Task statement
Examine the material below. Gather every line in which the string "commerce" appears.

►

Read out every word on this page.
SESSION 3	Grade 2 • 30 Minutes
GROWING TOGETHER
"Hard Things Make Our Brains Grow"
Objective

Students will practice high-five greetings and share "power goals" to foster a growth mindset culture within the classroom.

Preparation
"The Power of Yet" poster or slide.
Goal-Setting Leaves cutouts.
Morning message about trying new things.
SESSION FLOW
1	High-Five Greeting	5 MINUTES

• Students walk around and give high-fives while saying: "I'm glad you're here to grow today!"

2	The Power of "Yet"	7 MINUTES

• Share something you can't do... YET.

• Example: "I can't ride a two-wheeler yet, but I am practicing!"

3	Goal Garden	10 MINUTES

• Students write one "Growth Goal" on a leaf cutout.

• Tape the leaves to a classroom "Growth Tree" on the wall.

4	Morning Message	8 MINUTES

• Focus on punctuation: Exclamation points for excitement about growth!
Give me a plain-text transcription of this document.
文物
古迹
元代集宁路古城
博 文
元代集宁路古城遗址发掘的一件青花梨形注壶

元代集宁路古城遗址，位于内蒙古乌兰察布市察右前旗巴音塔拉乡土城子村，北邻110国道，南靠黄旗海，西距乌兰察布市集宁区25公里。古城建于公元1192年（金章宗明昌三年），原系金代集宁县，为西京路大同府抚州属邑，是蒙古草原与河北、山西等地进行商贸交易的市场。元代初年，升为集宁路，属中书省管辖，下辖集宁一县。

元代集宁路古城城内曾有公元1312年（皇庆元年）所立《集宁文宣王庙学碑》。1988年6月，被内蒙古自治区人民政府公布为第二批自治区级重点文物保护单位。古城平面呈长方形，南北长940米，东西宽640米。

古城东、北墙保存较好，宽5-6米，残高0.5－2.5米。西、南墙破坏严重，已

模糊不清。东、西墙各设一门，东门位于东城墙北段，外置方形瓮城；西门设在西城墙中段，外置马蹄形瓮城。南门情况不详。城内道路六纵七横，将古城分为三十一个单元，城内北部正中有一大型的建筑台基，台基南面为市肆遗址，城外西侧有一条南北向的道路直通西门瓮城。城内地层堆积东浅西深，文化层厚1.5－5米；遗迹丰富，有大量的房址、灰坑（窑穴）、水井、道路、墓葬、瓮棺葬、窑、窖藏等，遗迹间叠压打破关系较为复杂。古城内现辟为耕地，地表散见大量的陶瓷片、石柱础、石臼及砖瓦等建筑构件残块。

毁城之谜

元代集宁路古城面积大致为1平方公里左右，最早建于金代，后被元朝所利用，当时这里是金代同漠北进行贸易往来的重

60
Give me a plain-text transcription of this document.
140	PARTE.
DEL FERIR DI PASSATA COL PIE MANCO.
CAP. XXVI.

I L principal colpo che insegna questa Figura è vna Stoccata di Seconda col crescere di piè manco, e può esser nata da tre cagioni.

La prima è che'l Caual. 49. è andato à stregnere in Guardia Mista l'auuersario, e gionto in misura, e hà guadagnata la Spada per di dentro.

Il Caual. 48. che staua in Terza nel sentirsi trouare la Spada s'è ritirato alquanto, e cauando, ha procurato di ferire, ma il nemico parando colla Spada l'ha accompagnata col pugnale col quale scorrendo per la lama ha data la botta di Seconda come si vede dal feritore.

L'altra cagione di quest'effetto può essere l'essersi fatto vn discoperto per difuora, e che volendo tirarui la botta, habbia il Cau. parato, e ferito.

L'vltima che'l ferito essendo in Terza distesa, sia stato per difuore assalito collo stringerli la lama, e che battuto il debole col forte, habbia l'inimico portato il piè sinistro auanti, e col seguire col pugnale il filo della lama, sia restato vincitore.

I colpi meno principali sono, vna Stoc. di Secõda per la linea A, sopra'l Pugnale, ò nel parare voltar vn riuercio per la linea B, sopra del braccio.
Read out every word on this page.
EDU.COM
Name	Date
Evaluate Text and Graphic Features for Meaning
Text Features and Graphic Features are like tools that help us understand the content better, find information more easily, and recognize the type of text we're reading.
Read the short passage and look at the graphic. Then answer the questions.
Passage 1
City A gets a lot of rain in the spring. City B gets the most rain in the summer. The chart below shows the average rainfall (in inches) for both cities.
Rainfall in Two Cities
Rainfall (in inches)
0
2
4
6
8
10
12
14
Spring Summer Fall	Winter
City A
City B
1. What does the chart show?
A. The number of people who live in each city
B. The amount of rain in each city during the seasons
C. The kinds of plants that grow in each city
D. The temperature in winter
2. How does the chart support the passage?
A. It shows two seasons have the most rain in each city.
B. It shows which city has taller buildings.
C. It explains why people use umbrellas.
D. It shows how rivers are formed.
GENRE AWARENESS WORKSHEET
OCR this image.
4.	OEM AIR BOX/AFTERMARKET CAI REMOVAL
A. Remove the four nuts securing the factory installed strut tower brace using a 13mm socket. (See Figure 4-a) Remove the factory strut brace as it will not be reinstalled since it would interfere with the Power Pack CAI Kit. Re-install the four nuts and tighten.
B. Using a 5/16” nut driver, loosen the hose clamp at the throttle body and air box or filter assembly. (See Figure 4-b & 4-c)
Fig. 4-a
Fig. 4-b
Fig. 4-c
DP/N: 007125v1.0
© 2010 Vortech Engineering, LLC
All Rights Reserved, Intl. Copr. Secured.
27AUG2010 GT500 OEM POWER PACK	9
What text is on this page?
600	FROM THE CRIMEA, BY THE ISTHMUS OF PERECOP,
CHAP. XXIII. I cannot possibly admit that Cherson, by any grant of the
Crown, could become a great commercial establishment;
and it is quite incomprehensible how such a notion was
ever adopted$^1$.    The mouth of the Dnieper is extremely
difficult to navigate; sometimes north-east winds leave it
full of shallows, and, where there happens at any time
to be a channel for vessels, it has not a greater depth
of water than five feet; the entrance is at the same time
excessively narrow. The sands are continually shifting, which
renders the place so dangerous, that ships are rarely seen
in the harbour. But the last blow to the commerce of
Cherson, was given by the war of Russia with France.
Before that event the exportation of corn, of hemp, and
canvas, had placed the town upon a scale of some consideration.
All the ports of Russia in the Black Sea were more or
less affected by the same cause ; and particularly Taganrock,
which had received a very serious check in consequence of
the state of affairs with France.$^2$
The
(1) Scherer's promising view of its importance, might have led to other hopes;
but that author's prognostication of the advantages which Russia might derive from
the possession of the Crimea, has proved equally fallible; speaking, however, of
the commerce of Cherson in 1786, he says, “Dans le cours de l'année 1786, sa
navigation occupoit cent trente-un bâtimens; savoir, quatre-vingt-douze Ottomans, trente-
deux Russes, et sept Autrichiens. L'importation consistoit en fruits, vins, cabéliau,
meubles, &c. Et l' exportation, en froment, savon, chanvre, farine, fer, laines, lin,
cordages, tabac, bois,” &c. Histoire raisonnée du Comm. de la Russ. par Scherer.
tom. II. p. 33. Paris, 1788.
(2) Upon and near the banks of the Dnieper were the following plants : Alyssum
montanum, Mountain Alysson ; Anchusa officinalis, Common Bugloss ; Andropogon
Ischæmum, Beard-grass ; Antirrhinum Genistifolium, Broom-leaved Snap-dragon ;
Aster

◄

Result for this task
in the harbour. But the last blow to the commerce of
the commerce of Cherson in 1786, he says, “Dans le cours de l'année 1786, sa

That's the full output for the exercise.